▸ **Records to use**
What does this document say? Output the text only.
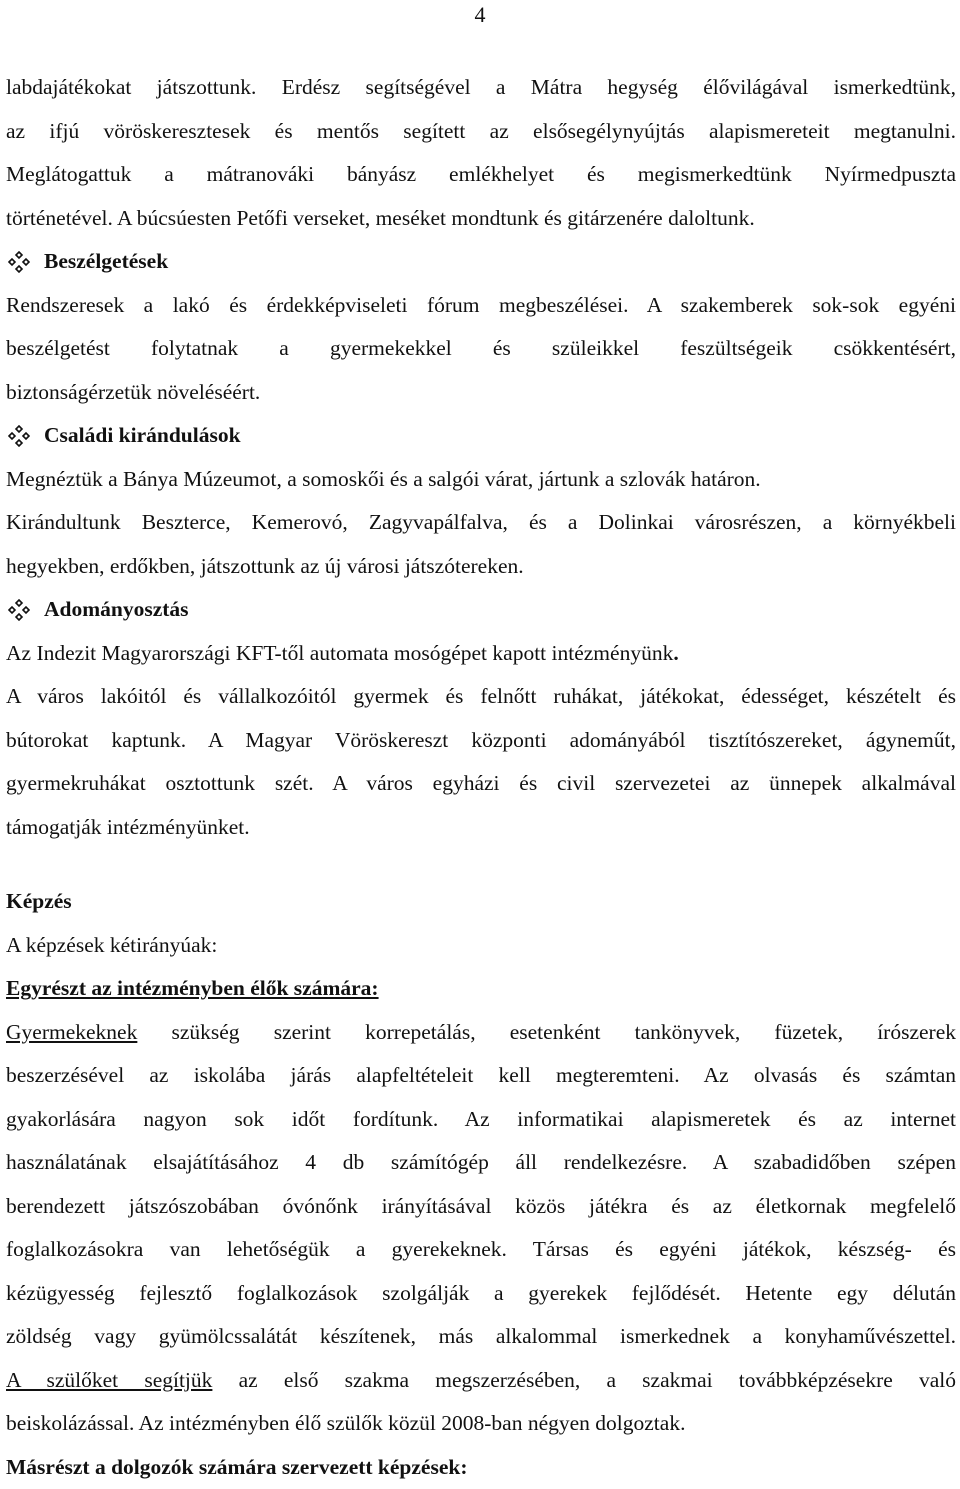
4
labdajátékokat játszottunk. Erdész segítségével a Mátra hegység élővilágával ismerkedtünk,
az ifjú vöröskeresztesek és mentős segített az elsősegélynyújtás alapismereteit megtanulni.
Meglátogattuk a mátranováki bányász emlékhelyet és megismerkedtünk Nyírmedpuszta
történetével. A búcsúesten Petőfi verseket, meséket mondtunk és gitárzenére daloltunk.
Beszélgetések
Rendszeresek a lakó és érdekképviseleti fórum megbeszélései. A szakemberek sok-sok egyéni
beszélgetést folytatnak a gyermekekkel és szüleikkel feszültségeik csökkentésért,
biztonságérzetük növeléséért.
Családi kirándulások
Megnéztük a Bánya Múzeumot, a somoskői és a salgói várat, jártunk a szlovák határon.
Kirándultunk Beszterce, Kemerovó, Zagyvapálfalva, és a Dolinkai városrészen, a környékbeli
hegyekben, erdőkben, játszottunk az új városi játszótereken.
Adományosztás
Az Indezit Magyarországi KFT-től automata mosógépet kapott intézményünk.
A város lakóitól és vállalkozóitól gyermek és felnőtt ruhákat, játékokat, édességet, készételt és
bútorokat kaptunk. A Magyar Vöröskereszt központi adományából tisztítószereket, ágyneműt,
gyermekruhákat osztottunk szét. A város egyházi és civil szervezetei az ünnepek alkalmával
támogatják intézményünket.
Képzés
A képzések kétirányúak:
Egyrészt az intézményben élők számára:
Gyermekeknek szükség szerint korrepetálás, esetenként tankönyvek, füzetek, írószerek
beszerzésével az iskolába járás alapfeltételeit kell megteremteni. Az olvasás és számtan
gyakorlására nagyon sok időt fordítunk. Az informatikai alapismeretek és az internet
használatának elsajátításához 4 db számítógép áll rendelkezésre. A szabadidőben szépen
berendezett játszószobában óvónőnk irányításával közös játékra és az életkornak megfelelő
foglalkozásokra van lehetőségük a gyerekeknek. Társas és egyéni játékok, készség- és
kézügyesség fejlesztő foglalkozások szolgálják a gyerekek fejlődését. Hetente egy délután
zöldség vagy gyümölcssalátát készítenek, más alkalommal ismerkednek a konyhaművészettel.
A szülőket segítjük az első szakma megszerzésében, a szakmai továbbképzésekre való
beiskolázással. Az intézményben élő szülők közül 2008-ban négyen dolgoztak.
Másrészt a dolgozók számára szervezett képzések:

▸ **Set problem**
Return each full line of the entries that contains the word "intézményben".

▸ **Solution to the exercise**
Egyrészt az intézményben élők számára:
beiskolázással. Az intézményben élő szülők közül 2008-ban négyen dolgoztak.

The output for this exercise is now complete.